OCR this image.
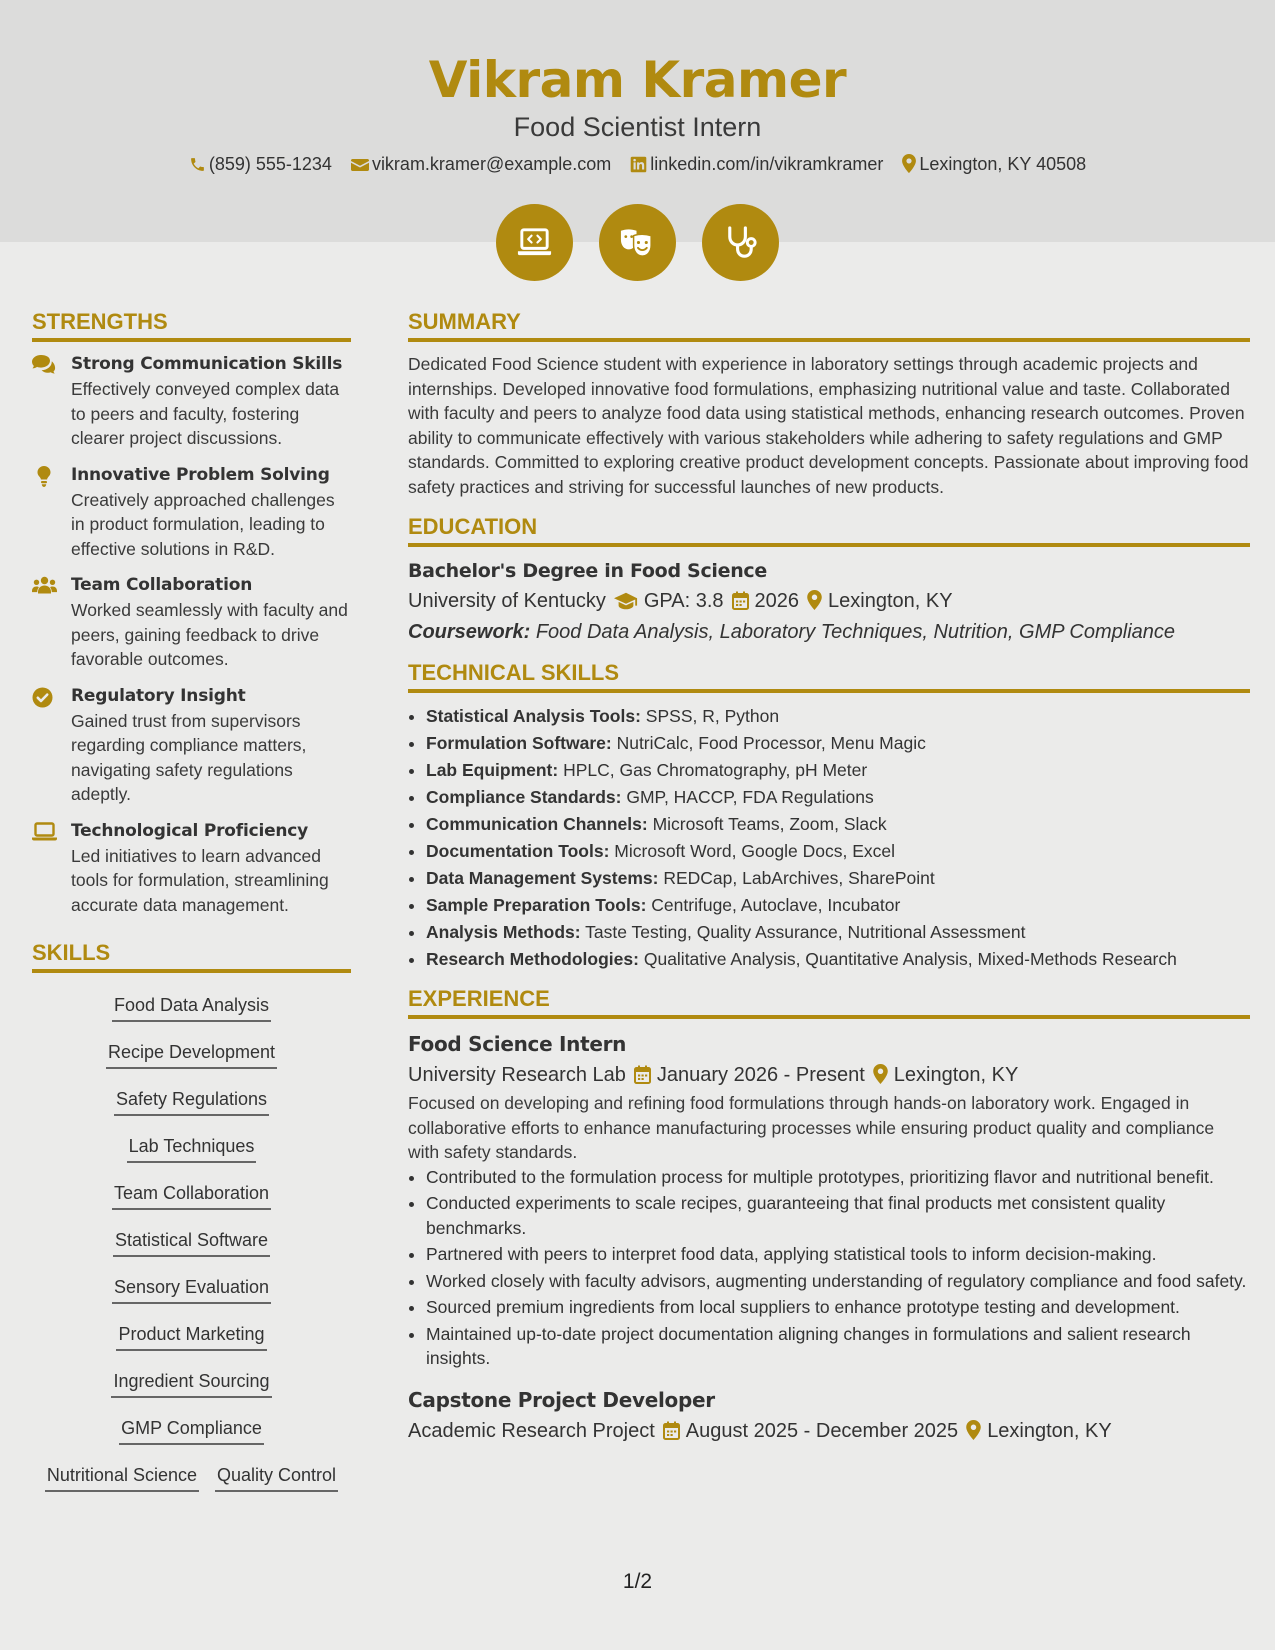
Vikram Kramer
Food Scientist Intern
(859) 555-1234 vikram.kramer@example.com linkedin.com/in/vikramkramer Lexington, KY 40508

STRENGTHS
Strong Communication Skills
Effectively conveyed complex data to peers and faculty, fostering clearer project discussions.
Innovative Problem Solving
Creatively approached challenges in product formulation, leading to effective solutions in R&D.
Team Collaboration
Worked seamlessly with faculty and peers, gaining feedback to drive favorable outcomes.
Regulatory Insight
Gained trust from supervisors regarding compliance matters, navigating safety regulations adeptly.
Technological Proficiency
Led initiatives to learn advanced tools for formulation, streamlining accurate data management.
SKILLS
Food Data Analysis
Recipe Development
Safety Regulations
Lab Techniques
Team Collaboration
Statistical Software
Sensory Evaluation
Product Marketing
Ingredient Sourcing
GMP Compliance
Nutritional Science Quality Control
SUMMARY
Dedicated Food Science student with experience in laboratory settings through academic projects and internships. Developed innovative food formulations, emphasizing nutritional value and taste. Collaborated with faculty and peers to analyze food data using statistical methods, enhancing research outcomes. Proven ability to communicate effectively with various stakeholders while adhering to safety regulations and GMP standards. Committed to exploring creative product development concepts. Passionate about improving food safety practices and striving for successful launches of new products.
EDUCATION
Bachelor's Degree in Food Science
University of Kentucky GPA: 3.8 2026 Lexington, KY
Coursework: Food Data Analysis, Laboratory Techniques, Nutrition, GMP Compliance
TECHNICAL SKILLS
• Statistical Analysis Tools: SPSS, R, Python
• Formulation Software: NutriCalc, Food Processor, Menu Magic
• Lab Equipment: HPLC, Gas Chromatography, pH Meter
• Compliance Standards: GMP, HACCP, FDA Regulations
• Communication Channels: Microsoft Teams, Zoom, Slack
• Documentation Tools: Microsoft Word, Google Docs, Excel
• Data Management Systems: REDCap, LabArchives, SharePoint
• Sample Preparation Tools: Centrifuge, Autoclave, Incubator
• Analysis Methods: Taste Testing, Quality Assurance, Nutritional Assessment
• Research Methodologies: Qualitative Analysis, Quantitative Analysis, Mixed-Methods Research
EXPERIENCE
Food Science Intern
University Research Lab January 2026 - Present Lexington, KY
Focused on developing and refining food formulations through hands-on laboratory work. Engaged in collaborative efforts to enhance manufacturing processes while ensuring product quality and compliance with safety standards.
• Contributed to the formulation process for multiple prototypes, prioritizing flavor and nutritional benefit.
• Conducted experiments to scale recipes, guaranteeing that final products met consistent quality benchmarks.
• Partnered with peers to interpret food data, applying statistical tools to inform decision-making.
• Worked closely with faculty advisors, augmenting understanding of regulatory compliance and food safety.
• Sourced premium ingredients from local suppliers to enhance prototype testing and development.
• Maintained up-to-date project documentation aligning changes in formulations and salient research insights.
Capstone Project Developer
Academic Research Project August 2025 - December 2025 Lexington, KY
1/2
----
WHAT YOU SHOULD DO =>
Of the lines in the data, how many hold the string "Worked"? State the number, nothing else.

SOLUTION TO THIS PROBLEM =>
2